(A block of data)
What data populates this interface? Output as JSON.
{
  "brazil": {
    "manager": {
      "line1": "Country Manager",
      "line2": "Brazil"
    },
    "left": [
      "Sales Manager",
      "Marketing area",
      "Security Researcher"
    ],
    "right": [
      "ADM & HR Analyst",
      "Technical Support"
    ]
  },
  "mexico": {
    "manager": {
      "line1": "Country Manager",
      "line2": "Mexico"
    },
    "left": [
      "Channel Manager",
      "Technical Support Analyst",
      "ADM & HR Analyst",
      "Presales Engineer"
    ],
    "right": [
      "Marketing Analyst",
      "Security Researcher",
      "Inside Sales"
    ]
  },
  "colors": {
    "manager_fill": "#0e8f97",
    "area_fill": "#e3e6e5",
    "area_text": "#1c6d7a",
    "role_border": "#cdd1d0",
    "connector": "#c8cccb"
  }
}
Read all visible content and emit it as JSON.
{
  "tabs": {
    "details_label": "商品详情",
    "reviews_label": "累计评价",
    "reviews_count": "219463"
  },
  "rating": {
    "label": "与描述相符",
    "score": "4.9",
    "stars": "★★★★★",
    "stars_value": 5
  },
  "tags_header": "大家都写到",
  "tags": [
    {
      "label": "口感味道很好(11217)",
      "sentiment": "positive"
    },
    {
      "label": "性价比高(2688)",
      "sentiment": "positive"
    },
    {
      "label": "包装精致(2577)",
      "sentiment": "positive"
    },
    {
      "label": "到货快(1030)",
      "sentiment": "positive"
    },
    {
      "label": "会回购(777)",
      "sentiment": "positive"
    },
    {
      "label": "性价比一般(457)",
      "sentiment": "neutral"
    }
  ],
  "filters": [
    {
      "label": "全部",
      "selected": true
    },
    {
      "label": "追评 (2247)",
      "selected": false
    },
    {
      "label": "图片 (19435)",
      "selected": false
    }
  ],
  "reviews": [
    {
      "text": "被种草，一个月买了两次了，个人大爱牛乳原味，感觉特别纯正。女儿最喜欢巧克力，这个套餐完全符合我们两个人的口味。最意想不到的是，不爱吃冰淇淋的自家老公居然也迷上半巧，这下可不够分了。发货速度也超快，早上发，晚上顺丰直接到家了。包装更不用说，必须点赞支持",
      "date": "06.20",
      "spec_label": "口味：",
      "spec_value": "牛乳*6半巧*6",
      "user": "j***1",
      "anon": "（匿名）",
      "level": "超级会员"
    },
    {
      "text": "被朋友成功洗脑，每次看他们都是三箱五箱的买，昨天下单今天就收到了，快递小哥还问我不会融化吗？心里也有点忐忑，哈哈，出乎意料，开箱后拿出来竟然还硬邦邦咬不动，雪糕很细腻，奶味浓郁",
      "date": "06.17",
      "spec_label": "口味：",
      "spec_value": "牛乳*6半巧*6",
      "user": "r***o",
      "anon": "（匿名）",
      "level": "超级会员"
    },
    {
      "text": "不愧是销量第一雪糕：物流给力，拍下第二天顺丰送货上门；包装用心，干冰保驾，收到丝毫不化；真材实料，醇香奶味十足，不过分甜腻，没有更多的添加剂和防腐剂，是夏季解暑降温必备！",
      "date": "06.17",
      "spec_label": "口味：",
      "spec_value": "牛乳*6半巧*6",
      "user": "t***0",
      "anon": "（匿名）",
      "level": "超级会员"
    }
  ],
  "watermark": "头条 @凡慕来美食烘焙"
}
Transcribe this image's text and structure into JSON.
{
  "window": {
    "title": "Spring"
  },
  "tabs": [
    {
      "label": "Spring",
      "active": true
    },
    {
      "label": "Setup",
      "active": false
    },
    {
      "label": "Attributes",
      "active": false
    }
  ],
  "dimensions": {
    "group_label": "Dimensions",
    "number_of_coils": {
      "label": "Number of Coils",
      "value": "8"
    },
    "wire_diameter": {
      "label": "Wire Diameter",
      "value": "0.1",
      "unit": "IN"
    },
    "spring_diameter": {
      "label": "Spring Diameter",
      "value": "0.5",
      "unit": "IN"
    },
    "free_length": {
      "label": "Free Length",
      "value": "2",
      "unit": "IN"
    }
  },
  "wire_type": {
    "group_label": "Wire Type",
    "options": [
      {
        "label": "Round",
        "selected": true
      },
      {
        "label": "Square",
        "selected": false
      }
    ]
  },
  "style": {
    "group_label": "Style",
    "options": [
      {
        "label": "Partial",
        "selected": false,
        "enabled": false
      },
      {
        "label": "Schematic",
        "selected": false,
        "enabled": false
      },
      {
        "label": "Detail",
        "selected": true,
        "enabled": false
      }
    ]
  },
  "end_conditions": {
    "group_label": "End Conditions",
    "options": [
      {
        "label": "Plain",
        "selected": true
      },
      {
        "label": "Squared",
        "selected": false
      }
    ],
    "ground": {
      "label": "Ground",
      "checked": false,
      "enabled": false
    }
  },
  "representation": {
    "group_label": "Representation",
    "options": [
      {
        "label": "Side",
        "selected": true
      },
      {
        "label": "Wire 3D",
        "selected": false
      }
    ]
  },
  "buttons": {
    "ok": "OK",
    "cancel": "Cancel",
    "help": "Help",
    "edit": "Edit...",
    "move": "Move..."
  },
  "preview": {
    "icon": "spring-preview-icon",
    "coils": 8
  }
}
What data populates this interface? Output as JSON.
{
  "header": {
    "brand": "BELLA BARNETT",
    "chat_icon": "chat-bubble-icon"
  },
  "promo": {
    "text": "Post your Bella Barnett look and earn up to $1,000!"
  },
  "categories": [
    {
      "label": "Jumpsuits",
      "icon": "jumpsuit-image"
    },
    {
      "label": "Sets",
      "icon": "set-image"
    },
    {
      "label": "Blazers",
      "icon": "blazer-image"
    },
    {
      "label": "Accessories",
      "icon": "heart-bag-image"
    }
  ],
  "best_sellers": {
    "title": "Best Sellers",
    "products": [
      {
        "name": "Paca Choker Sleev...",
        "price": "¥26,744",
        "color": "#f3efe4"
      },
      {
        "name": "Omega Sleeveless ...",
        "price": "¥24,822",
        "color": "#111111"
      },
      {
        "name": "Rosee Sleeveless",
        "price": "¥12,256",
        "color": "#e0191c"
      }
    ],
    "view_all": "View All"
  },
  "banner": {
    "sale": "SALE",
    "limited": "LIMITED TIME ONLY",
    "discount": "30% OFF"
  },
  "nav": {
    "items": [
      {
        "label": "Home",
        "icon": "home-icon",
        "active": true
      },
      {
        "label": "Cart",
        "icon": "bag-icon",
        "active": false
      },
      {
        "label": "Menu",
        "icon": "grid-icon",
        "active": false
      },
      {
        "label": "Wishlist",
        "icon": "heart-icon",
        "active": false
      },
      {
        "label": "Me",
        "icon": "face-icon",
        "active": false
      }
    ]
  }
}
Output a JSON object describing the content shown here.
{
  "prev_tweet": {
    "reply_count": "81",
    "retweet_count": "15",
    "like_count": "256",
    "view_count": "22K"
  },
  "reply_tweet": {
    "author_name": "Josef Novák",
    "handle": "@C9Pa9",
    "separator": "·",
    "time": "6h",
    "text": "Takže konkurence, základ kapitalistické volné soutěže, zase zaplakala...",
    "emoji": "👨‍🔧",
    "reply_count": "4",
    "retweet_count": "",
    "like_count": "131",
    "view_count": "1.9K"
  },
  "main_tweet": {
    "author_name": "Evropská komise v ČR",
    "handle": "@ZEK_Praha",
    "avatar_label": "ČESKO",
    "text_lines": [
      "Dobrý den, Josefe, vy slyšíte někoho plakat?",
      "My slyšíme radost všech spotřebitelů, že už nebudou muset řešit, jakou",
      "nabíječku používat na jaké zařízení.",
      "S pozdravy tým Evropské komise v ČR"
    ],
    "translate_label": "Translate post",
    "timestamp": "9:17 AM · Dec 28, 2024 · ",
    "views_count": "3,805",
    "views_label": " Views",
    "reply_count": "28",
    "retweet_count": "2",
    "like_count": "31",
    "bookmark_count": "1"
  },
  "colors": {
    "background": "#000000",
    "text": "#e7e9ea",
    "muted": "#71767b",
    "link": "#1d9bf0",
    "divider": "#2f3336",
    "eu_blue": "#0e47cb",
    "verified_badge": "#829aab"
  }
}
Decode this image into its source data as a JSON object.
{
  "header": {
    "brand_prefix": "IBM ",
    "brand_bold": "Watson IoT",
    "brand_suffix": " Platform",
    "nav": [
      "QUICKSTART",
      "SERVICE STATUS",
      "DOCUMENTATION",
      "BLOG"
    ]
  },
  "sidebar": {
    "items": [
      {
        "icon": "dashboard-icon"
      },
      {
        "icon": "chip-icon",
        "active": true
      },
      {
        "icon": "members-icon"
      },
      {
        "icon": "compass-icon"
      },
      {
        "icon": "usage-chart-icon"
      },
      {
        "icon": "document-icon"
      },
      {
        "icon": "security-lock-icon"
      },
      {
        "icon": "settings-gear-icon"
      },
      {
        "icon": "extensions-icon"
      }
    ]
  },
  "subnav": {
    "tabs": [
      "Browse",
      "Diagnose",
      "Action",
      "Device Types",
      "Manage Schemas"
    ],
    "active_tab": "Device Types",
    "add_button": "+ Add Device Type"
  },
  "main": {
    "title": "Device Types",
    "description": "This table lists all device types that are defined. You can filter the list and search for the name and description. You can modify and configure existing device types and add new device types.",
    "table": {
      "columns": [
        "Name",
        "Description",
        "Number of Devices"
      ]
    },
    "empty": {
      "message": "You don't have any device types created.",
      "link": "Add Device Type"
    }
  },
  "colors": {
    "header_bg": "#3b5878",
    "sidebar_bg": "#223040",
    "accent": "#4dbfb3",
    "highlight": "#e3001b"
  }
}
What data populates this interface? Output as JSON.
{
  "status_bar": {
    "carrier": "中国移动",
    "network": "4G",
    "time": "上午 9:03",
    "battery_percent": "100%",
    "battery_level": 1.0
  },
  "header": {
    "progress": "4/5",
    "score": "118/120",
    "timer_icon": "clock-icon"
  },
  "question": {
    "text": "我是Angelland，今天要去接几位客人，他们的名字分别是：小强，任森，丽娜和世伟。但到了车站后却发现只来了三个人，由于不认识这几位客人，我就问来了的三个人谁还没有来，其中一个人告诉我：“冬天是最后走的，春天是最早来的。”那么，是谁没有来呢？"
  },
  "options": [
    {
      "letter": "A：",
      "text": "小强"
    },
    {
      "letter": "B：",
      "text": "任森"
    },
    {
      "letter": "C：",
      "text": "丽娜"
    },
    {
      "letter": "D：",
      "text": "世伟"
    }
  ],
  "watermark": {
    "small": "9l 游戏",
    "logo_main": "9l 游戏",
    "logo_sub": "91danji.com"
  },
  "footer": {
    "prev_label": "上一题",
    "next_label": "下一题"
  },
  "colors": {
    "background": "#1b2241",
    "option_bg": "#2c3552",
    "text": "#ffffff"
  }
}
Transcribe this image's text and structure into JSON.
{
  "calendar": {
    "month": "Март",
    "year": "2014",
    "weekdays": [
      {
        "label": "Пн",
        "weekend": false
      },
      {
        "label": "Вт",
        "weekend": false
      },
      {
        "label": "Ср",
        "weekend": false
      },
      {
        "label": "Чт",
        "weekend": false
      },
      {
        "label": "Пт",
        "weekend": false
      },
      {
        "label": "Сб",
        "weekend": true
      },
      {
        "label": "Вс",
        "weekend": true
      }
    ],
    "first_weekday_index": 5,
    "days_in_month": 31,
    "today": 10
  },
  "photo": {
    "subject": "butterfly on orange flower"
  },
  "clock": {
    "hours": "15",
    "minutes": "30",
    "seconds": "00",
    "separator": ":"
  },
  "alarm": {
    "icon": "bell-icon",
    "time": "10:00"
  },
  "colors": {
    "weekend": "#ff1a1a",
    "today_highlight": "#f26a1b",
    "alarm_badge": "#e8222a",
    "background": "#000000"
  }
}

### GIVEN PROBLEM
In the material above, find the lines that contain "object" and show them.

### WORKED ANSWER
Output a JSON object describing the content shown here.
Decode this image into its source data as a JSON object.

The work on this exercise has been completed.